Your objective → For the data that follows, report how many lines contain the word "uova", and nothing else.

Data →
• • •
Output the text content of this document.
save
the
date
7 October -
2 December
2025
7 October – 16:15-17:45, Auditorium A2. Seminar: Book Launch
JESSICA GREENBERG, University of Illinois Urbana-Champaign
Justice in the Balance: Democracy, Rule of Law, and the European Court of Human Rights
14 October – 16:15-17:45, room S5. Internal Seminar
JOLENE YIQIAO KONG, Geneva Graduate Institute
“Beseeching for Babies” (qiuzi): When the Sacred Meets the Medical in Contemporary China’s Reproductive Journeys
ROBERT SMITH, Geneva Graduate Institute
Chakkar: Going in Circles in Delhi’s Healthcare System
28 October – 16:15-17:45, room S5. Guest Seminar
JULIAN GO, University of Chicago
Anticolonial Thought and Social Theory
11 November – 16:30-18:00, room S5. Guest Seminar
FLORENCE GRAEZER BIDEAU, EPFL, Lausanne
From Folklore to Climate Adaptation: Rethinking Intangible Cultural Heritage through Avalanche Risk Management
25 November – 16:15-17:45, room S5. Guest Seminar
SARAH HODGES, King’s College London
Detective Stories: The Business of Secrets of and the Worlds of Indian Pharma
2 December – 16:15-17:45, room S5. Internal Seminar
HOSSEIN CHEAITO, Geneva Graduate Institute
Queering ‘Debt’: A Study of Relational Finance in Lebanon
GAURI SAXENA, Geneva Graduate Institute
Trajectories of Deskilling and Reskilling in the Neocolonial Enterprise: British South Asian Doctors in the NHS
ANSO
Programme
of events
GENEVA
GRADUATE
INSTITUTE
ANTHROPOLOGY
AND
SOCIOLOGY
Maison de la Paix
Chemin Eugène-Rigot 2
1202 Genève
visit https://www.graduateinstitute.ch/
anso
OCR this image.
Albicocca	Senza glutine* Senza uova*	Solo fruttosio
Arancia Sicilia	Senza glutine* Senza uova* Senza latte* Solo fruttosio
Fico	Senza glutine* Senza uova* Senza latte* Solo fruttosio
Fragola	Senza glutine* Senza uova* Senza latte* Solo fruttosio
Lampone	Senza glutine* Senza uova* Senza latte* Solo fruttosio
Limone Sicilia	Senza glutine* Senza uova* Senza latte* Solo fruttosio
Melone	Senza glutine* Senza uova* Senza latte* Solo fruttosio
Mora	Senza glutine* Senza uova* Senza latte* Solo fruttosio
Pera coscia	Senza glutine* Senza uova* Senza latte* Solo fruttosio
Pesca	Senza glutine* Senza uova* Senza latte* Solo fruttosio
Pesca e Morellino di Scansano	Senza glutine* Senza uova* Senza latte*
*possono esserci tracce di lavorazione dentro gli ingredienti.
• • •
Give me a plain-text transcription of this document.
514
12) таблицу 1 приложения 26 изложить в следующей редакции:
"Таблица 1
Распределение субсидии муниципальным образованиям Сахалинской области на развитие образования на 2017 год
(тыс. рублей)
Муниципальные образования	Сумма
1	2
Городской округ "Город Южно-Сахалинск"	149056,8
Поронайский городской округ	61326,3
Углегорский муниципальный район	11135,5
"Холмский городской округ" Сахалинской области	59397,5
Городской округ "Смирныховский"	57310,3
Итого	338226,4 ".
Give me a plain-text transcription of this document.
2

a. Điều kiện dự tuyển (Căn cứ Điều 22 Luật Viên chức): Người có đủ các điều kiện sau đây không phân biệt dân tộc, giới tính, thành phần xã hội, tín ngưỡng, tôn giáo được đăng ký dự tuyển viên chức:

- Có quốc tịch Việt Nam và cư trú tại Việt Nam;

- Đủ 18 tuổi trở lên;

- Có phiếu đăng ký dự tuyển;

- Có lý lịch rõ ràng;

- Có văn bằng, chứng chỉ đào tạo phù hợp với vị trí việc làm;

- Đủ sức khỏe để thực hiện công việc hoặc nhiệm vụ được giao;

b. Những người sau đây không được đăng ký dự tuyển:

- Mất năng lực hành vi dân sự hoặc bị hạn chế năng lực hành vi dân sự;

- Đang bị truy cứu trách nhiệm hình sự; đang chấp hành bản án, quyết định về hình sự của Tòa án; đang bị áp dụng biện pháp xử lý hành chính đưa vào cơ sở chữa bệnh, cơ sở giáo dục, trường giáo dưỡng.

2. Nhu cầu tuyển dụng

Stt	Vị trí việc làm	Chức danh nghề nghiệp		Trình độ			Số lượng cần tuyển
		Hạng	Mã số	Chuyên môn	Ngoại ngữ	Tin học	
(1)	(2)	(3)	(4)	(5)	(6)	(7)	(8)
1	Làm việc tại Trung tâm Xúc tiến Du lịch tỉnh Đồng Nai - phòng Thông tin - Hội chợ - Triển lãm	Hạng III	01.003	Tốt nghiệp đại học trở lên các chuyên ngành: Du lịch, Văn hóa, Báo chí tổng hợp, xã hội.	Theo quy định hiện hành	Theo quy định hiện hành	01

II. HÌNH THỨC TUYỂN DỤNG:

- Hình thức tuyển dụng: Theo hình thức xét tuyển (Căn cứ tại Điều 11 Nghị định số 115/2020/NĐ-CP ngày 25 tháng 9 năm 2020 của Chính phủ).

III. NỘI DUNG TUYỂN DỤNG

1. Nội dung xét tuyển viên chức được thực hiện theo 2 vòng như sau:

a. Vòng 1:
• • •
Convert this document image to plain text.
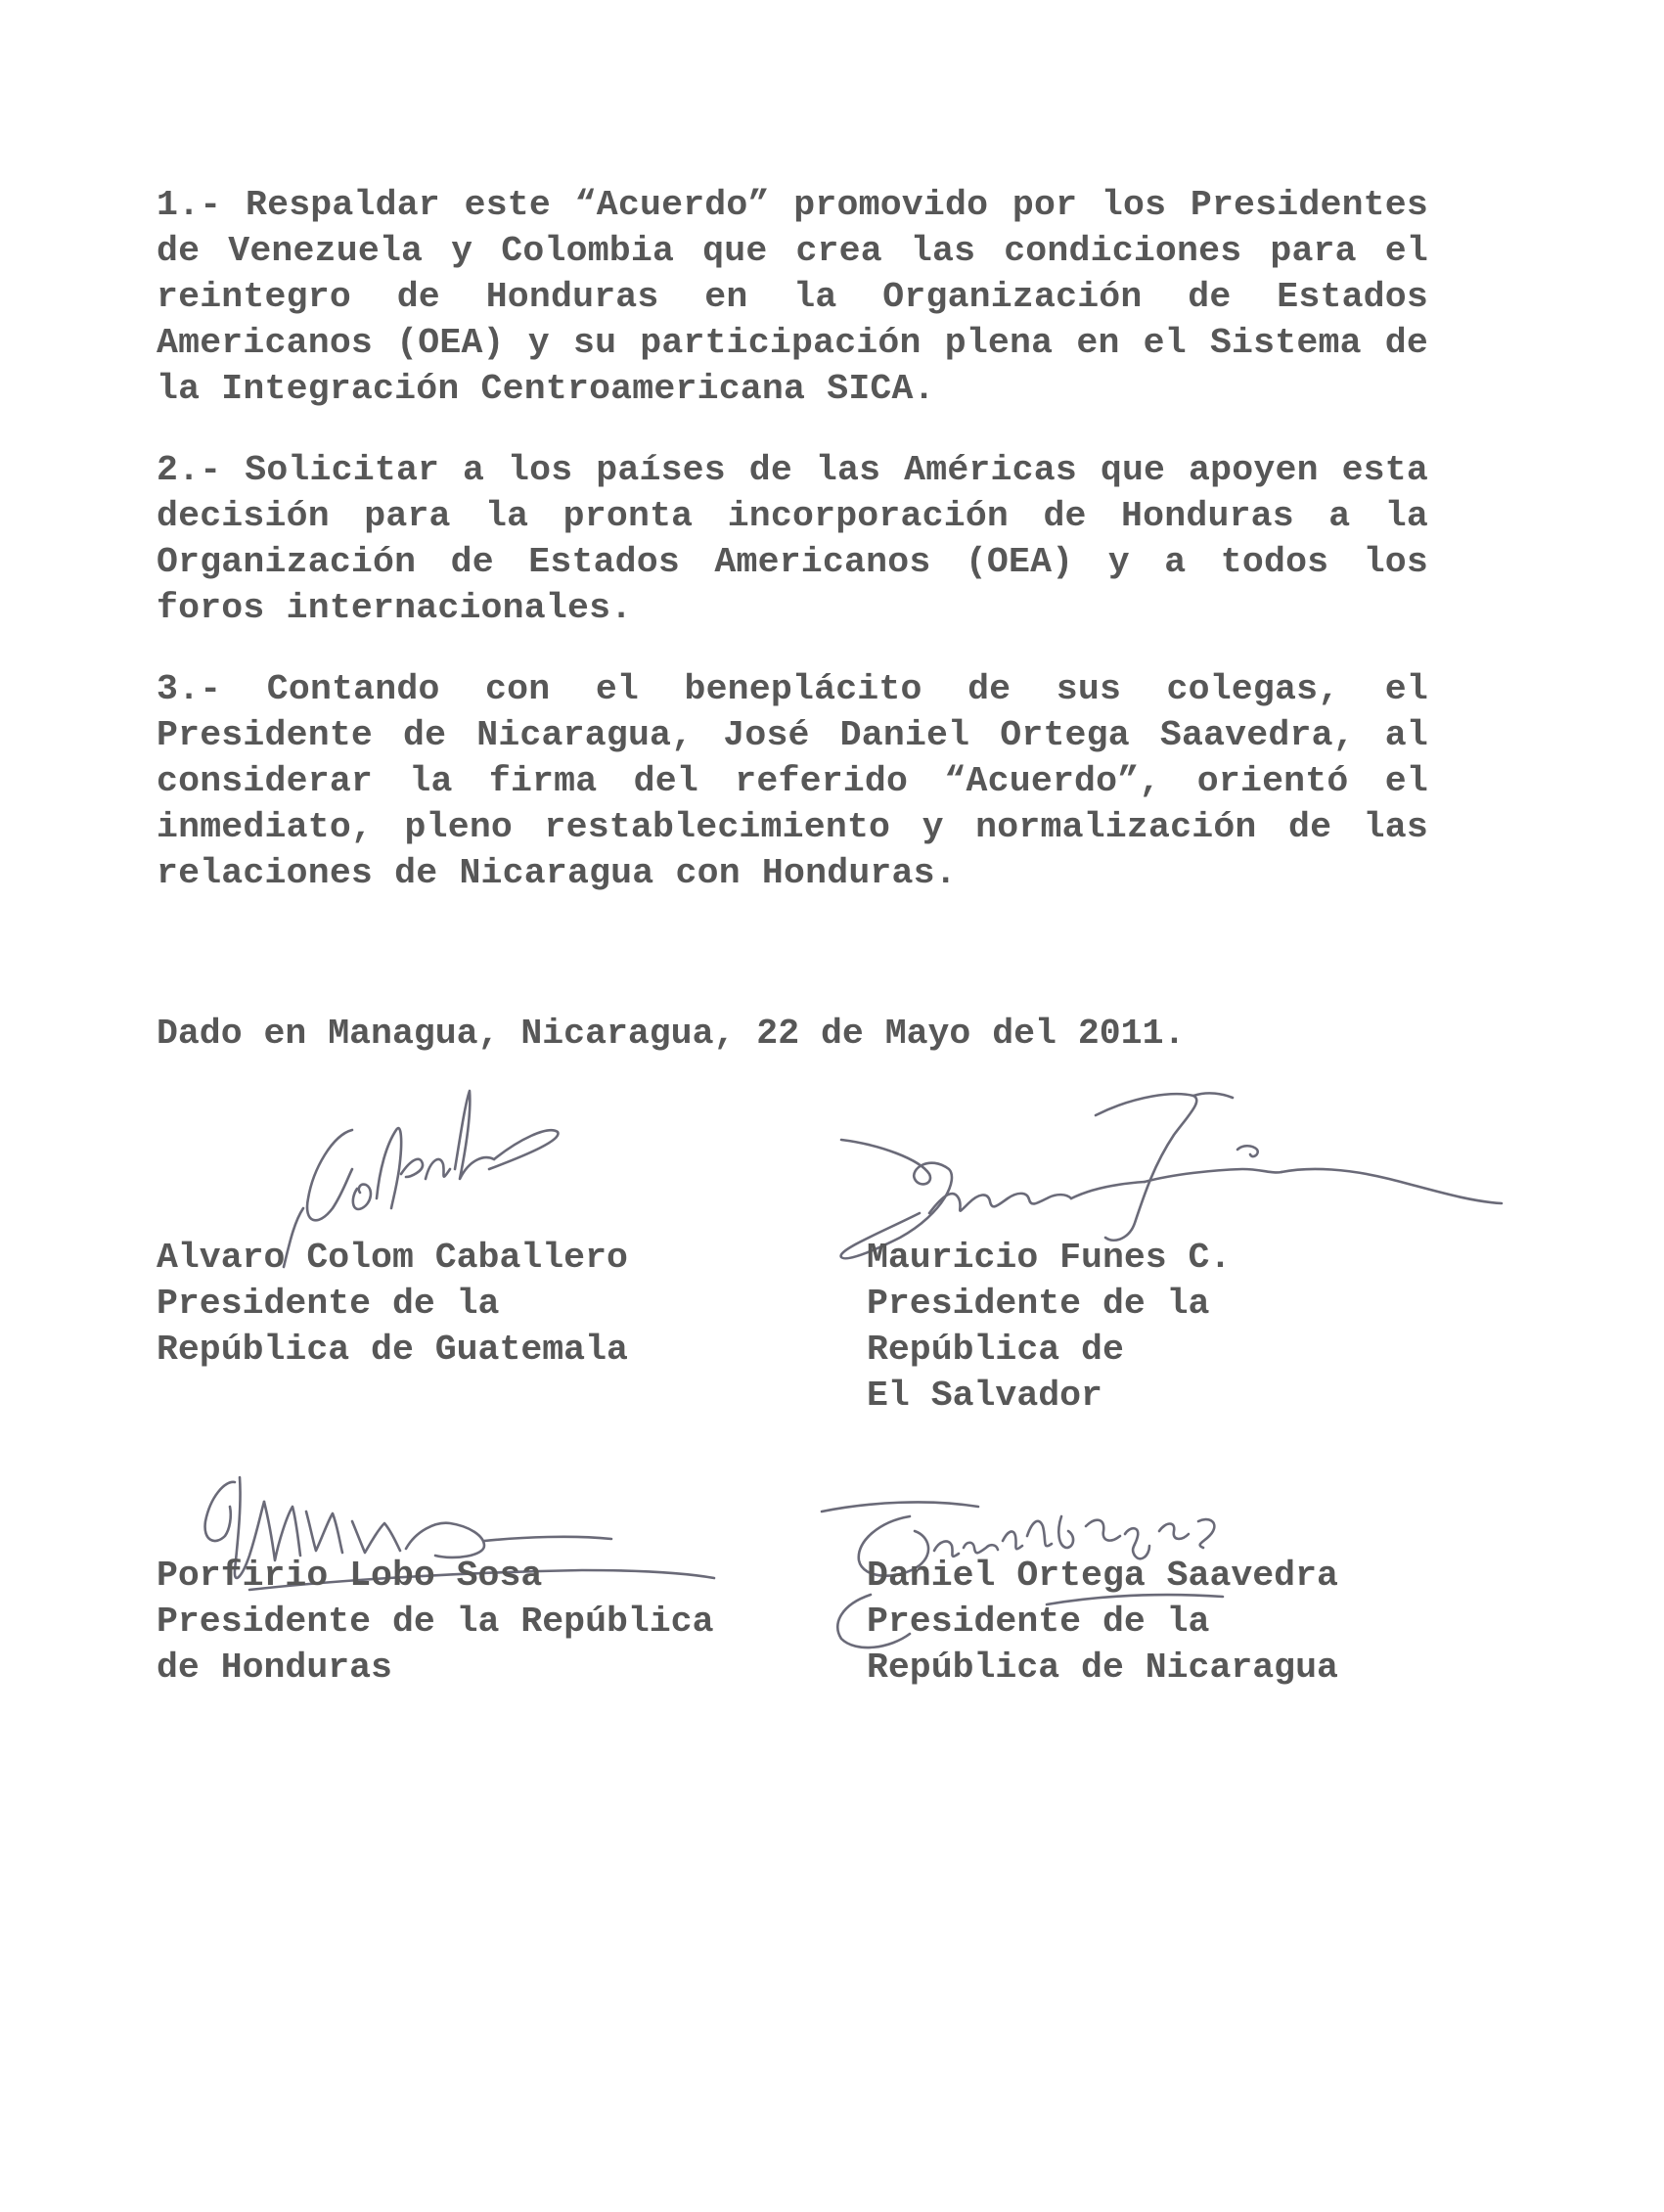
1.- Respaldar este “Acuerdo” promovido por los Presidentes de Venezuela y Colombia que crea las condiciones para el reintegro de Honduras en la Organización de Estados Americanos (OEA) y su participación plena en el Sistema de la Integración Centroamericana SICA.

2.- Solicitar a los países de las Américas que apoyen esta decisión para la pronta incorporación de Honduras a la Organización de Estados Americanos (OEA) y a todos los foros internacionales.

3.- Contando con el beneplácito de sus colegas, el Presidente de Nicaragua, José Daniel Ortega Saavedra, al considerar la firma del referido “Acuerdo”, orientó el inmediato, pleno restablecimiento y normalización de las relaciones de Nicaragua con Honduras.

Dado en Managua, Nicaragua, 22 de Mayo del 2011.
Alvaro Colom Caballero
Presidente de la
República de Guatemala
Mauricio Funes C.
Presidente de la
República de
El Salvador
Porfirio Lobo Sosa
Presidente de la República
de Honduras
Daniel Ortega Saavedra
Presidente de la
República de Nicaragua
• • •
Full answer → 11